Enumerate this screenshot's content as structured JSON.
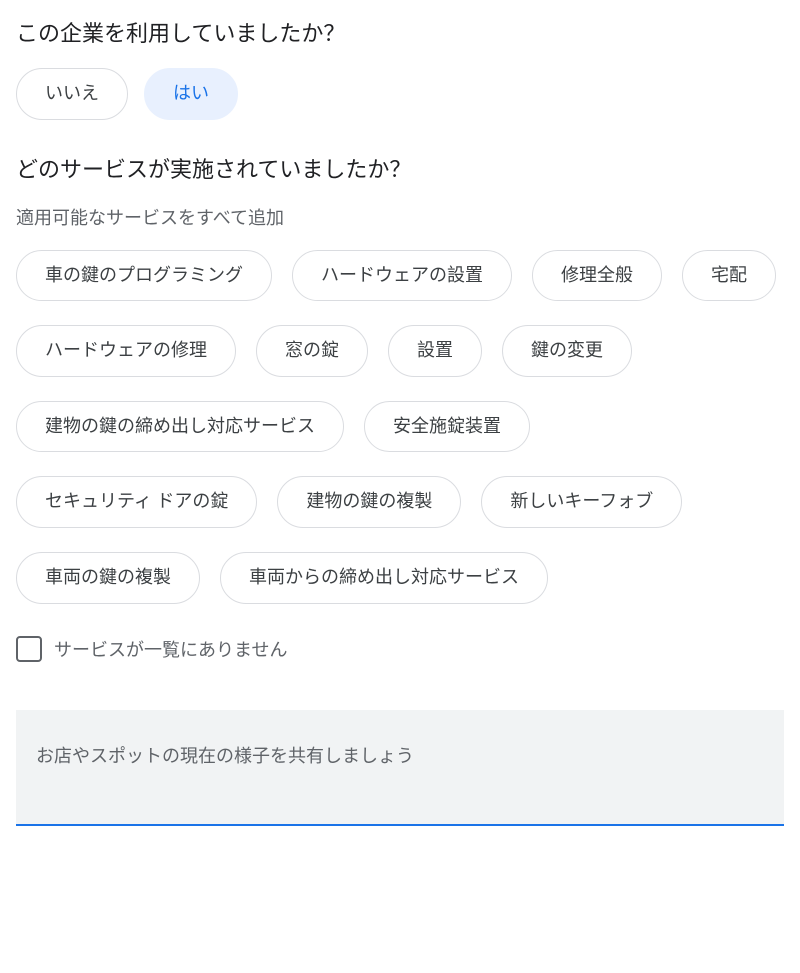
{
  "q1": {
    "title": "この企業を利用していましたか？",
    "no_label": "いいえ",
    "yes_label": "はい",
    "selected": "yes"
  },
  "q2": {
    "title": "どのサービスが実施されていましたか？",
    "subtitle": "適用可能なサービスをすべて追加",
    "services": [
      "車の鍵のプログラミング",
      "ハードウェアの設置",
      "修理全般",
      "宅配",
      "ハードウェアの修理",
      "窓の錠",
      "設置",
      "鍵の変更",
      "建物の鍵の締め出し対応サービス",
      "安全施錠装置",
      "セキュリティ ドアの錠",
      "建物の鍵の複製",
      "新しいキーフォブ",
      "車両の鍵の複製",
      "車両からの締め出し対応サービス"
    ],
    "not_listed_label": "サービスが一覧にありません"
  },
  "share": {
    "prompt": "お店やスポットの現在の様子を共有しましょう"
  }
}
————
The records above must be transcribed exactly. Pictures are left out of the copy.

Enumerate this screenshot's content as structured JSON.
{
  "q1": {
    "title": "この企業を利用していましたか？",
    "no_label": "いいえ",
    "yes_label": "はい",
    "selected": "yes"
  },
  "q2": {
    "title": "どのサービスが実施されていましたか？",
    "subtitle": "適用可能なサービスをすべて追加",
    "services": [
      "車の鍵のプログラミング",
      "ハードウェアの設置",
      "修理全般",
      "宅配",
      "ハードウェアの修理",
      "窓の錠",
      "設置",
      "鍵の変更",
      "建物の鍵の締め出し対応サービス",
      "安全施錠装置",
      "セキュリティ ドアの錠",
      "建物の鍵の複製",
      "新しいキーフォブ",
      "車両の鍵の複製",
      "車両からの締め出し対応サービス"
    ],
    "not_listed_label": "サービスが一覧にありません"
  },
  "share": {
    "prompt": "お店やスポットの現在の様子を共有しましょう"
  }
}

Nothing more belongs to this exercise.